-------- PROVIDED INFORMATION

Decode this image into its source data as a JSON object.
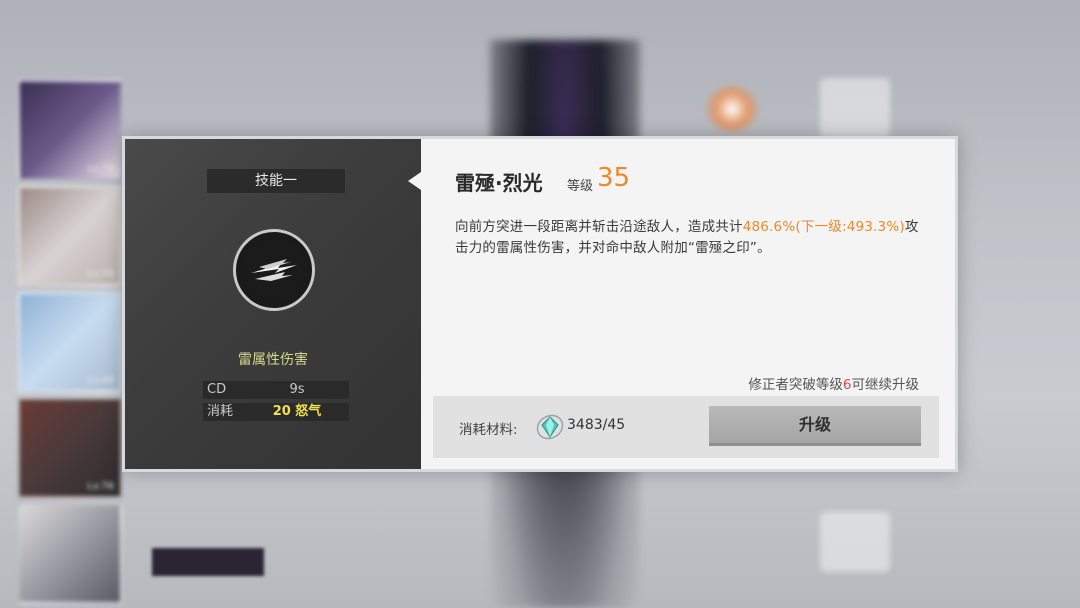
{
  "background": {
    "portraits": [
      {
        "level": "Lv.76"
      },
      {
        "level": "Lv.76"
      },
      {
        "level": "Lv.48"
      },
      {
        "level": "Lv.76"
      },
      {
        "level": ""
      }
    ]
  },
  "dialog": {
    "skill_slot": "技能一",
    "element": "雷属性伤害",
    "stats": [
      {
        "key": "CD",
        "value": "9s"
      },
      {
        "key": "消耗",
        "value": "20 怒气"
      }
    ],
    "skill_name": "雷殛·烈光",
    "level_label": "等级",
    "level_value": "35",
    "description": {
      "part1": "向前方突进一段距离并斩击沿途敌人，造成共计",
      "highlight": "486.6%(下一级:493.3%)",
      "part2": "攻击力的雷属性伤害，并对命中敌人附加“雷殛之印”。"
    },
    "breakthrough": {
      "prefix": "修正者突破等级",
      "required": "6",
      "suffix": "可继续升级"
    },
    "material": {
      "label": "消耗材料:",
      "count": "3483/45"
    },
    "upgrade_button": "升级"
  },
  "colors": {
    "accent_orange": "#f0882a",
    "requirement_red": "#e0463b",
    "element_yellow": "#d6d88a",
    "cost_yellow": "#f2e14a"
  }
}
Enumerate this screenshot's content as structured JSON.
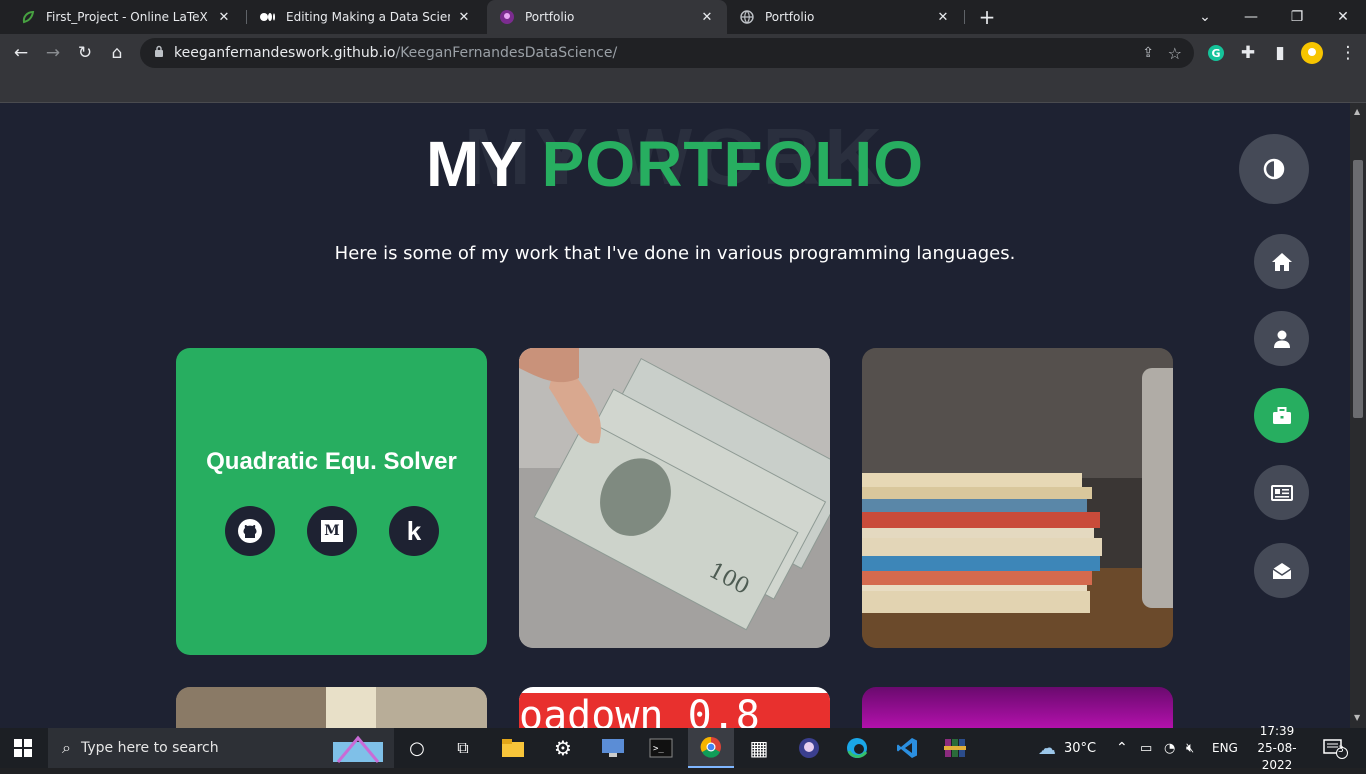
{
  "browser": {
    "tabs": [
      {
        "label": "First_Project - Online LaTeX Edito",
        "icon": "overleaf-icon"
      },
      {
        "label": "Editing Making a Data Science Po",
        "icon": "medium-icon"
      },
      {
        "label": "Portfolio",
        "icon": "portfolio-icon"
      },
      {
        "label": "Portfolio",
        "icon": "globe-icon"
      }
    ],
    "new_tab": "+",
    "url_host": "keeganfernandeswork.github.io",
    "url_path": "/KeeganFernandesDataScience/"
  },
  "page": {
    "bg_word": "MY WORK",
    "title_white": "MY",
    "title_green": "PORTFOLIO",
    "subtitle": "Here is some of my work that I've done in various programming languages.",
    "card1_title": "Quadratic Equ. Solver",
    "card1_links": [
      "github-icon",
      "medium-icon",
      "kaggle-icon"
    ],
    "kaggle_letter": "k",
    "medium_letter": "M",
    "card5_text": "oadown 0.8",
    "colors": {
      "accent": "#27ae60",
      "background": "#1e2232",
      "nav": "#454a57"
    }
  },
  "sidenav": [
    "theme-toggle-icon",
    "home-icon",
    "user-icon",
    "briefcase-icon",
    "blog-icon",
    "contact-icon"
  ],
  "taskbar": {
    "search_placeholder": "Type here to search",
    "weather": "30°C",
    "lang": "ENG",
    "time": "17:39",
    "date": "25-08-2022",
    "notifications": "3"
  }
}
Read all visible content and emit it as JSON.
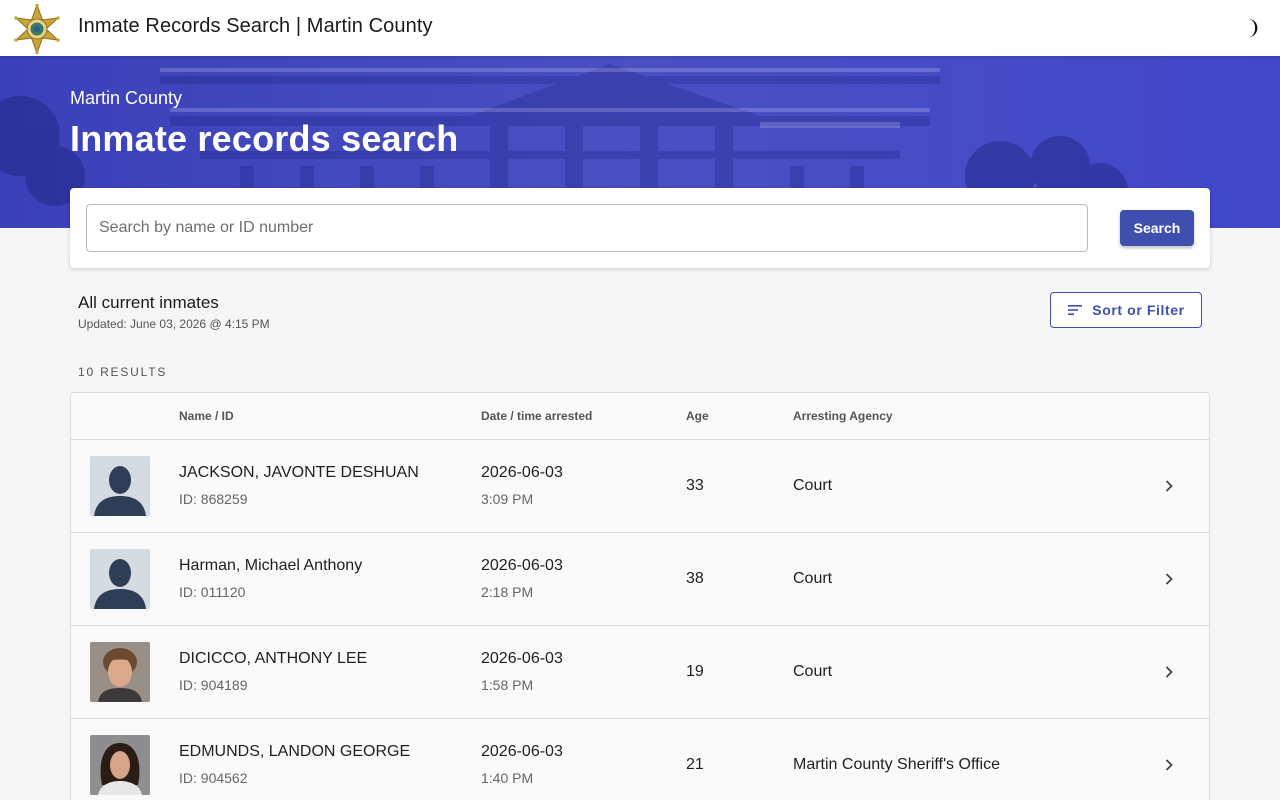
{
  "appbar": {
    "title": "Inmate Records Search | Martin County",
    "logo": "sheriff-star-badge",
    "theme_toggle_icon": "moon-icon"
  },
  "hero": {
    "subtitle": "Martin County",
    "title": "Inmate records search",
    "color": "#3f45c8"
  },
  "search": {
    "placeholder": "Search by name or ID number",
    "value": "",
    "button_label": "Search"
  },
  "list": {
    "title": "All current inmates",
    "updated": "Updated: June 03, 2026 @ 4:15 PM",
    "sort_label": "Sort or Filter",
    "results_count": "10 RESULTS"
  },
  "table": {
    "columns": [
      "Name / ID",
      "Date / time arrested",
      "Age",
      "Arresting Agency"
    ],
    "rows": [
      {
        "name": "JACKSON, JAVONTE DESHUAN",
        "id": "ID: 868259",
        "date": "2026-06-03",
        "time": "3:09 PM",
        "age": "33",
        "agency": "Court",
        "photo": "silhouette"
      },
      {
        "name": "Harman, Michael Anthony",
        "id": "ID: 011120",
        "date": "2026-06-03",
        "time": "2:18 PM",
        "age": "38",
        "agency": "Court",
        "photo": "silhouette"
      },
      {
        "name": "DICICCO, ANTHONY LEE",
        "id": "ID: 904189",
        "date": "2026-06-03",
        "time": "1:58 PM",
        "age": "19",
        "agency": "Court",
        "photo": "mugshot"
      },
      {
        "name": "EDMUNDS, LANDON GEORGE",
        "id": "ID: 904562",
        "date": "2026-06-03",
        "time": "1:40 PM",
        "age": "21",
        "agency": "Martin County Sheriff's Office",
        "photo": "mugshot"
      }
    ]
  },
  "colors": {
    "primary": "#3f4fae",
    "background": "#f6f6f7"
  }
}
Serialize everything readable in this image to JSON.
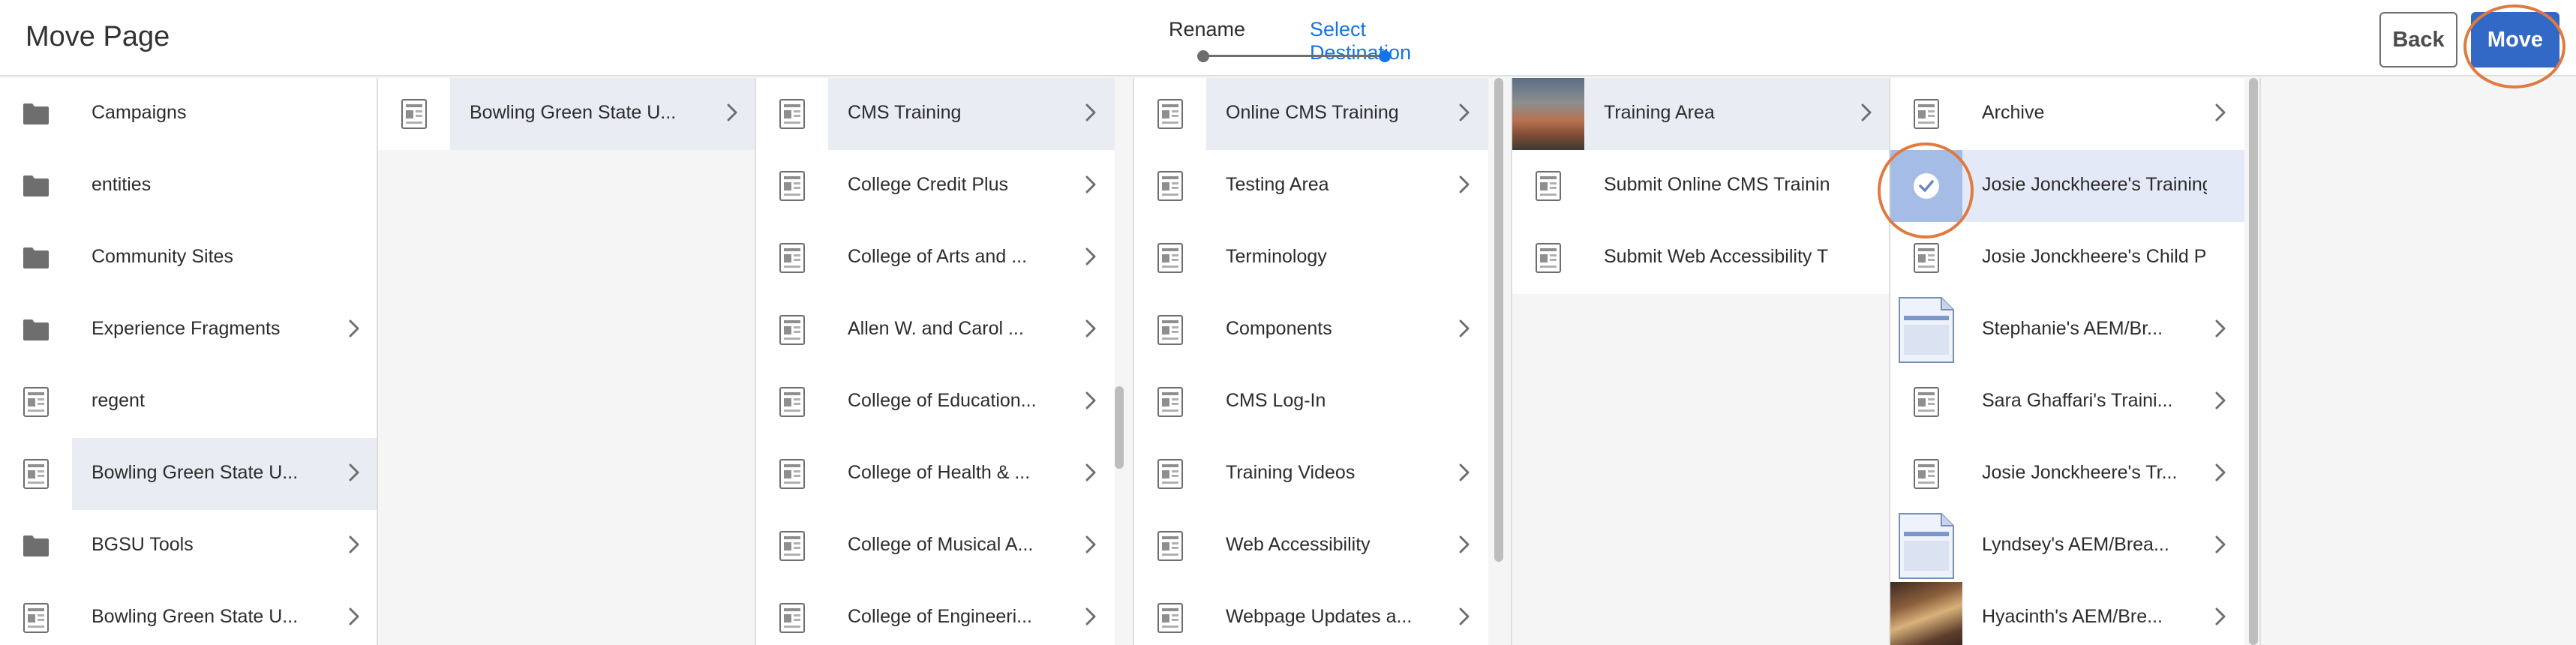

----------------

## REQUIRED WORK
Make an exact copy of every entry above, minus the images.

## EXERCISE RESULT
Decode this image into its source data as a JSON object.
{
  "background": {
    "portraits": [
      {
        "level": "Lv.76"
      },
      {
        "level": "Lv.76"
      },
      {
        "level": "Lv.48"
      },
      {
        "level": "Lv.76"
      },
      {
        "level": ""
      }
    ]
  },
  "dialog": {
    "skill_slot": "技能一",
    "element": "雷属性伤害",
    "stats": [
      {
        "key": "CD",
        "value": "9s"
      },
      {
        "key": "消耗",
        "value": "20 怒气"
      }
    ],
    "skill_name": "雷殛·烈光",
    "level_label": "等级",
    "level_value": "35",
    "description": {
      "part1": "向前方突进一段距离并斩击沿途敌人，造成共计",
      "highlight": "486.6%(下一级:493.3%)",
      "part2": "攻击力的雷属性伤害，并对命中敌人附加“雷殛之印”。"
    },
    "breakthrough": {
      "prefix": "修正者突破等级",
      "required": "6",
      "suffix": "可继续升级"
    },
    "material": {
      "label": "消耗材料:",
      "count": "3483/45"
    },
    "upgrade_button": "升级"
  },
  "colors": {
    "accent_orange": "#f0882a",
    "requirement_red": "#e0463b",
    "element_yellow": "#d6d88a",
    "cost_yellow": "#f2e14a"
  }
}
Enumerate this screenshot's content as structured JSON.
{
  "browser": {
    "tabs": [
      {
        "label": "First_Project - Online LaTeX Edito",
        "icon": "overleaf-icon"
      },
      {
        "label": "Editing Making a Data Science Po",
        "icon": "medium-icon"
      },
      {
        "label": "Portfolio",
        "icon": "portfolio-icon"
      },
      {
        "label": "Portfolio",
        "icon": "globe-icon"
      }
    ],
    "new_tab": "+",
    "url_host": "keeganfernandeswork.github.io",
    "url_path": "/KeeganFernandesDataScience/"
  },
  "page": {
    "bg_word": "MY WORK",
    "title_white": "MY",
    "title_green": "PORTFOLIO",
    "subtitle": "Here is some of my work that I've done in various programming languages.",
    "card1_title": "Quadratic Equ. Solver",
    "card1_links": [
      "github-icon",
      "medium-icon",
      "kaggle-icon"
    ],
    "kaggle_letter": "k",
    "medium_letter": "M",
    "card5_text": "oadown 0.8",
    "colors": {
      "accent": "#27ae60",
      "background": "#1e2232",
      "nav": "#454a57"
    }
  },
  "sidenav": [
    "theme-toggle-icon",
    "home-icon",
    "user-icon",
    "briefcase-icon",
    "blog-icon",
    "contact-icon"
  ],
  "taskbar": {
    "search_placeholder": "Type here to search",
    "weather": "30°C",
    "lang": "ENG",
    "time": "17:39",
    "date": "25-08-2022",
    "notifications": "3"
  }
}
Read all visible content and emit it as JSON.
{
  "appbar": {
    "title": "Inmate Records Search | Martin County",
    "logo": "sheriff-star-badge",
    "theme_toggle_icon": "moon-icon"
  },
  "hero": {
    "subtitle": "Martin County",
    "title": "Inmate records search",
    "color": "#3f45c8"
  },
  "search": {
    "placeholder": "Search by name or ID number",
    "value": "",
    "button_label": "Search"
  },
  "list": {
    "title": "All current inmates",
    "updated": "Updated: June 03, 2026 @ 4:15 PM",
    "sort_label": "Sort or Filter",
    "results_count": "10 RESULTS"
  },
  "table": {
    "columns": [
      "Name / ID",
      "Date / time arrested",
      "Age",
      "Arresting Agency"
    ],
    "rows": [
      {
        "name": "JACKSON, JAVONTE DESHUAN",
        "id": "ID: 868259",
        "date": "2026-06-03",
        "time": "3:09 PM",
        "age": "33",
        "agency": "Court",
        "photo": "silhouette"
      },
      {
        "name": "Harman, Michael Anthony",
        "id": "ID: 011120",
        "date": "2026-06-03",
        "time": "2:18 PM",
        "age": "38",
        "agency": "Court",
        "photo": "silhouette"
      },
      {
        "name": "DICICCO, ANTHONY LEE",
        "id": "ID: 904189",
        "date": "2026-06-03",
        "time": "1:58 PM",
        "age": "19",
        "agency": "Court",
        "photo": "mugshot"
      },
      {
        "name": "EDMUNDS, LANDON GEORGE",
        "id": "ID: 904562",
        "date": "2026-06-03",
        "time": "1:40 PM",
        "age": "21",
        "agency": "Martin County Sheriff's Office",
        "photo": "mugshot"
      }
    ]
  },
  "colors": {
    "primary": "#3f4fae",
    "background": "#f6f6f7"
  }
}
Serialize everything readable in this image to JSON.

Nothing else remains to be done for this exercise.